PROBLEM.
Return the records word for word. Any pictures in them are not part of the copy.

Data records.
________________________________________
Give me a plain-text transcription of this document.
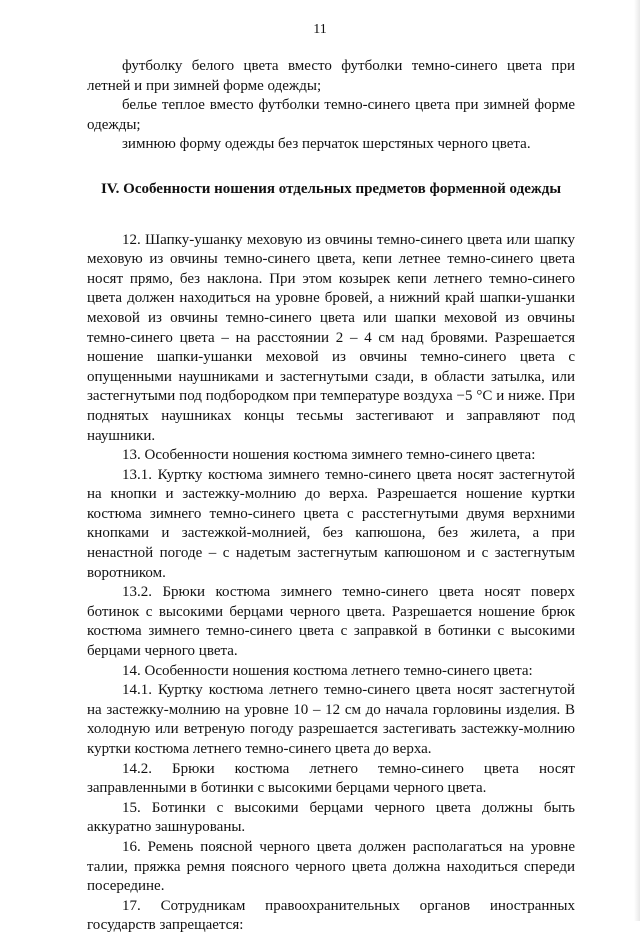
11

футболку белого цвета вместо футболки темно-синего цвета при летней и при зимней форме одежды;

белье теплое вместо футболки темно-синего цвета при зимней форме одежды;

зимнюю форму одежды без перчаток шерстяных черного цвета.

IV. Особенности ношения отдельных предметов форменной одежды

12. Шапку-ушанку меховую из овчины темно-синего цвета или шапку меховую из овчины темно-синего цвета, кепи летнее темно-синего цвета носят прямо, без наклона. При этом козырек кепи летнего темно-синего цвета должен находиться на уровне бровей, а нижний край шапки-ушанки меховой из овчины темно-синего цвета или шапки меховой из овчины темно-синего цвета – на расстоянии 2 – 4 см над бровями. Разрешается ношение шапки-ушанки меховой из овчины темно-синего цвета с опущенными наушниками и застегнутыми сзади, в области затылка, или застегнутыми под подбородком при температуре воздуха −5 °С и ниже. При поднятых наушниках концы тесьмы застегивают и заправляют под наушники.

13. Особенности ношения костюма зимнего темно-синего цвета:

13.1. Куртку костюма зимнего темно-синего цвета носят застегнутой на кнопки и застежку-молнию до верха. Разрешается ношение куртки костюма зимнего темно-синего цвета с расстегнутыми двумя верхними кнопками и застежкой-молнией, без капюшона, без жилета, а при ненастной погоде – с надетым застегнутым капюшоном и с застегнутым воротником.

13.2. Брюки костюма зимнего темно-синего цвета носят поверх ботинок с высокими берцами черного цвета. Разрешается ношение брюк костюма зимнего темно-синего цвета с заправкой в ботинки с высокими берцами черного цвета.

14. Особенности ношения костюма летнего темно-синего цвета:

14.1. Куртку костюма летнего темно-синего цвета носят застегнутой на застежку-молнию на уровне 10 – 12 см до начала горловины изделия. В холодную или ветреную погоду разрешается застегивать застежку-молнию куртки костюма летнего темно-синего цвета до верха.

14.2. Брюки костюма летнего темно-синего цвета носят заправленными в ботинки с высокими берцами черного цвета.

15. Ботинки с высокими берцами черного цвета должны быть аккуратно зашнурованы.

16. Ремень поясной черного цвета должен располагаться на уровне талии, пряжка ремня поясного черного цвета должна находиться спереди посередине.

17. Сотрудникам правоохранительных органов иностранных государств запрещается:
________________________________________
RESPONSE BELOW.
Give me a plain-text transcription of this document.
11

футболку белого цвета вместо футболки темно-синего цвета при летней и при зимней форме одежды;

белье теплое вместо футболки темно-синего цвета при зимней форме одежды;

зимнюю форму одежды без перчаток шерстяных черного цвета.

IV. Особенности ношения отдельных предметов форменной одежды

12. Шапку-ушанку меховую из овчины темно-синего цвета или шапку меховую из овчины темно-синего цвета, кепи летнее темно-синего цвета носят прямо, без наклона. При этом козырек кепи летнего темно-синего цвета должен находиться на уровне бровей, а нижний край шапки-ушанки меховой из овчины темно-синего цвета или шапки меховой из овчины темно-синего цвета – на расстоянии 2 – 4 см над бровями. Разрешается ношение шапки-ушанки меховой из овчины темно-синего цвета с опущенными наушниками и застегнутыми сзади, в области затылка, или застегнутыми под подбородком при температуре воздуха −5 °С и ниже. При поднятых наушниках концы тесьмы застегивают и заправляют под наушники.

13. Особенности ношения костюма зимнего темно-синего цвета:

13.1. Куртку костюма зимнего темно-синего цвета носят застегнутой на кнопки и застежку-молнию до верха. Разрешается ношение куртки костюма зимнего темно-синего цвета с расстегнутыми двумя верхними кнопками и застежкой-молнией, без капюшона, без жилета, а при ненастной погоде – с надетым застегнутым капюшоном и с застегнутым воротником.

13.2. Брюки костюма зимнего темно-синего цвета носят поверх ботинок с высокими берцами черного цвета. Разрешается ношение брюк костюма зимнего темно-синего цвета с заправкой в ботинки с высокими берцами черного цвета.

14. Особенности ношения костюма летнего темно-синего цвета:

14.1. Куртку костюма летнего темно-синего цвета носят застегнутой на застежку-молнию на уровне 10 – 12 см до начала горловины изделия. В холодную или ветреную погоду разрешается застегивать застежку-молнию куртки костюма летнего темно-синего цвета до верха.

14.2. Брюки костюма летнего темно-синего цвета носят заправленными в ботинки с высокими берцами черного цвета.

15. Ботинки с высокими берцами черного цвета должны быть аккуратно зашнурованы.

16. Ремень поясной черного цвета должен располагаться на уровне талии, пряжка ремня поясного черного цвета должна находиться спереди посередине.

17. Сотрудникам правоохранительных органов иностранных государств запрещается:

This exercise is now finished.